*Goal of the exercise*: In full and without deviation, write out the entries that follow.

** Start of Supplied records **

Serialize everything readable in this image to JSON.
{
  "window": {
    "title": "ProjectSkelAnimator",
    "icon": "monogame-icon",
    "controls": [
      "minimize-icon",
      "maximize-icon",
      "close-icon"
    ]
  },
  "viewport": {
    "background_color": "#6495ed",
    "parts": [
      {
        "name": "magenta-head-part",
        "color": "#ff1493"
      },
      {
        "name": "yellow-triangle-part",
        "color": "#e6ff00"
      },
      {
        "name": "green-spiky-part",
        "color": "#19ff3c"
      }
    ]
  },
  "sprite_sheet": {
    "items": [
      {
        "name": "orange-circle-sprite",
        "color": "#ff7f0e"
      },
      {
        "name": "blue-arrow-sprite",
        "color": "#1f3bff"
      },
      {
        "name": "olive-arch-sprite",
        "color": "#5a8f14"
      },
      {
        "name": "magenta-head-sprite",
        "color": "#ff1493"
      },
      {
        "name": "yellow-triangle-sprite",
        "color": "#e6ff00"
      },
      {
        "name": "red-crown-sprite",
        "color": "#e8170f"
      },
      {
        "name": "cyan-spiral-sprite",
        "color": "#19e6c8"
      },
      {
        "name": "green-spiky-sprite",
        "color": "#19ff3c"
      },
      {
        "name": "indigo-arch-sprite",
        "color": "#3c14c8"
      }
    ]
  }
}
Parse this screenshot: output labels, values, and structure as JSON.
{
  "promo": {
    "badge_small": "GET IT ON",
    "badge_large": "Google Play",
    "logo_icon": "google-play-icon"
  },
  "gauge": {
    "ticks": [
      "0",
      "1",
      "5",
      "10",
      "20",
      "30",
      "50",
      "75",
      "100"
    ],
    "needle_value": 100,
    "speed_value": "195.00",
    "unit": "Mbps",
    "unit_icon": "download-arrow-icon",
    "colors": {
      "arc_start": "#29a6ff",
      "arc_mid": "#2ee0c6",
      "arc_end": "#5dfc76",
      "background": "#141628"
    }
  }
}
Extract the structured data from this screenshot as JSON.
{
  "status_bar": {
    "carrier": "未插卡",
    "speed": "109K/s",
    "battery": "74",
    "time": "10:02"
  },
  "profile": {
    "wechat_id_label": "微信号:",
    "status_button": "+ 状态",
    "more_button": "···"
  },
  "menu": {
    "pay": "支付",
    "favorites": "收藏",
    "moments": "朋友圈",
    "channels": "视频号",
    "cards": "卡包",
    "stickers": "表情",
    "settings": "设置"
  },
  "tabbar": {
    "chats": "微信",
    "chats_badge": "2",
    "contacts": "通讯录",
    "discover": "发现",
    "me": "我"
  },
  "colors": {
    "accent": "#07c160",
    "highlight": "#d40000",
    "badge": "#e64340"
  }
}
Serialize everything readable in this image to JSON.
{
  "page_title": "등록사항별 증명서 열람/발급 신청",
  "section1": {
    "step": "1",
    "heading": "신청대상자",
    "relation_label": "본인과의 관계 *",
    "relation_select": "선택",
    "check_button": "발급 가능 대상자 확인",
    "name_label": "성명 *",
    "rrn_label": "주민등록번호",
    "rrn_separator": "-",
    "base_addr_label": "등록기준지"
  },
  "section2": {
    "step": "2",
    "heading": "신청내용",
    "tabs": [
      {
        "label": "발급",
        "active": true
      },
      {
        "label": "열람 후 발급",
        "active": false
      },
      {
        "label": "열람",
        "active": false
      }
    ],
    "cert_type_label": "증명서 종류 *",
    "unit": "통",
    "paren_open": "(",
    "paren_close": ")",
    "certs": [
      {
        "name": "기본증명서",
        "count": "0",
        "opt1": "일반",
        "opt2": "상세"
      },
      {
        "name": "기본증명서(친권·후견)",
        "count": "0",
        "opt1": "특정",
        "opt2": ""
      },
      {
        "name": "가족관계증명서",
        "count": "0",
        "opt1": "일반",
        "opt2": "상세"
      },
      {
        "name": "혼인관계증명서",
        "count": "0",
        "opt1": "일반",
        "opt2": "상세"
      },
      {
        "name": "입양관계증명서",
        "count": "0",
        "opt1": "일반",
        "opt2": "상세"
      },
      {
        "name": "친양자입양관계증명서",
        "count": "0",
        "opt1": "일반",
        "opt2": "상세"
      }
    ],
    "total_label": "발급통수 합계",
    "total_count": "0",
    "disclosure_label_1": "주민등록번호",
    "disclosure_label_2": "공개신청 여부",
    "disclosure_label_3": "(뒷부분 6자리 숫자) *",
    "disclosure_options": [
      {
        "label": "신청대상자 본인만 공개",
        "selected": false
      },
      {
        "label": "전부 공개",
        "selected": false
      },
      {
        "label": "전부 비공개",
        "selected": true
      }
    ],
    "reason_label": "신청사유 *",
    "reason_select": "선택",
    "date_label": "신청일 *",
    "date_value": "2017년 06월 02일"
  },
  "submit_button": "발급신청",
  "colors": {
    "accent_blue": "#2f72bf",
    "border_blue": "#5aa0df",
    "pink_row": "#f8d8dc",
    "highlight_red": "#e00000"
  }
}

** End of Supplied records **

*Answer to this problem*:
Serialize everything readable in this image to JSON.
{
  "window": {
    "title": "ProjectSkelAnimator",
    "icon": "monogame-icon",
    "controls": [
      "minimize-icon",
      "maximize-icon",
      "close-icon"
    ]
  },
  "viewport": {
    "background_color": "#6495ed",
    "parts": [
      {
        "name": "magenta-head-part",
        "color": "#ff1493"
      },
      {
        "name": "yellow-triangle-part",
        "color": "#e6ff00"
      },
      {
        "name": "green-spiky-part",
        "color": "#19ff3c"
      }
    ]
  },
  "sprite_sheet": {
    "items": [
      {
        "name": "orange-circle-sprite",
        "color": "#ff7f0e"
      },
      {
        "name": "blue-arrow-sprite",
        "color": "#1f3bff"
      },
      {
        "name": "olive-arch-sprite",
        "color": "#5a8f14"
      },
      {
        "name": "magenta-head-sprite",
        "color": "#ff1493"
      },
      {
        "name": "yellow-triangle-sprite",
        "color": "#e6ff00"
      },
      {
        "name": "red-crown-sprite",
        "color": "#e8170f"
      },
      {
        "name": "cyan-spiral-sprite",
        "color": "#19e6c8"
      },
      {
        "name": "green-spiky-sprite",
        "color": "#19ff3c"
      },
      {
        "name": "indigo-arch-sprite",
        "color": "#3c14c8"
      }
    ]
  }
}
Parse this screenshot: output labels, values, and structure as JSON.
{
  "promo": {
    "badge_small": "GET IT ON",
    "badge_large": "Google Play",
    "logo_icon": "google-play-icon"
  },
  "gauge": {
    "ticks": [
      "0",
      "1",
      "5",
      "10",
      "20",
      "30",
      "50",
      "75",
      "100"
    ],
    "needle_value": 100,
    "speed_value": "195.00",
    "unit": "Mbps",
    "unit_icon": "download-arrow-icon",
    "colors": {
      "arc_start": "#29a6ff",
      "arc_mid": "#2ee0c6",
      "arc_end": "#5dfc76",
      "background": "#141628"
    }
  }
}
Extract the structured data from this screenshot as JSON.
{
  "status_bar": {
    "carrier": "未插卡",
    "speed": "109K/s",
    "battery": "74",
    "time": "10:02"
  },
  "profile": {
    "wechat_id_label": "微信号:",
    "status_button": "+ 状态",
    "more_button": "···"
  },
  "menu": {
    "pay": "支付",
    "favorites": "收藏",
    "moments": "朋友圈",
    "channels": "视频号",
    "cards": "卡包",
    "stickers": "表情",
    "settings": "设置"
  },
  "tabbar": {
    "chats": "微信",
    "chats_badge": "2",
    "contacts": "通讯录",
    "discover": "发现",
    "me": "我"
  },
  "colors": {
    "accent": "#07c160",
    "highlight": "#d40000",
    "badge": "#e64340"
  }
}
Serialize everything readable in this image to JSON.
{
  "page_title": "등록사항별 증명서 열람/발급 신청",
  "section1": {
    "step": "1",
    "heading": "신청대상자",
    "relation_label": "본인과의 관계 *",
    "relation_select": "선택",
    "check_button": "발급 가능 대상자 확인",
    "name_label": "성명 *",
    "rrn_label": "주민등록번호",
    "rrn_separator": "-",
    "base_addr_label": "등록기준지"
  },
  "section2": {
    "step": "2",
    "heading": "신청내용",
    "tabs": [
      {
        "label": "발급",
        "active": true
      },
      {
        "label": "열람 후 발급",
        "active": false
      },
      {
        "label": "열람",
        "active": false
      }
    ],
    "cert_type_label": "증명서 종류 *",
    "unit": "통",
    "paren_open": "(",
    "paren_close": ")",
    "certs": [
      {
        "name": "기본증명서",
        "count": "0",
        "opt1": "일반",
        "opt2": "상세"
      },
      {
        "name": "기본증명서(친권·후견)",
        "count": "0",
        "opt1": "특정",
        "opt2": ""
      },
      {
        "name": "가족관계증명서",
        "count": "0",
        "opt1": "일반",
        "opt2": "상세"
      },
      {
        "name": "혼인관계증명서",
        "count": "0",
        "opt1": "일반",
        "opt2": "상세"
      },
      {
        "name": "입양관계증명서",
        "count": "0",
        "opt1": "일반",
        "opt2": "상세"
      },
      {
        "name": "친양자입양관계증명서",
        "count": "0",
        "opt1": "일반",
        "opt2": "상세"
      }
    ],
    "total_label": "발급통수 합계",
    "total_count": "0",
    "disclosure_label_1": "주민등록번호",
    "disclosure_label_2": "공개신청 여부",
    "disclosure_label_3": "(뒷부분 6자리 숫자) *",
    "disclosure_options": [
      {
        "label": "신청대상자 본인만 공개",
        "selected": false
      },
      {
        "label": "전부 공개",
        "selected": false
      },
      {
        "label": "전부 비공개",
        "selected": true
      }
    ],
    "reason_label": "신청사유 *",
    "reason_select": "선택",
    "date_label": "신청일 *",
    "date_value": "2017년 06월 02일"
  },
  "submit_button": "발급신청",
  "colors": {
    "accent_blue": "#2f72bf",
    "border_blue": "#5aa0df",
    "pink_row": "#f8d8dc",
    "highlight_red": "#e00000"
  }
}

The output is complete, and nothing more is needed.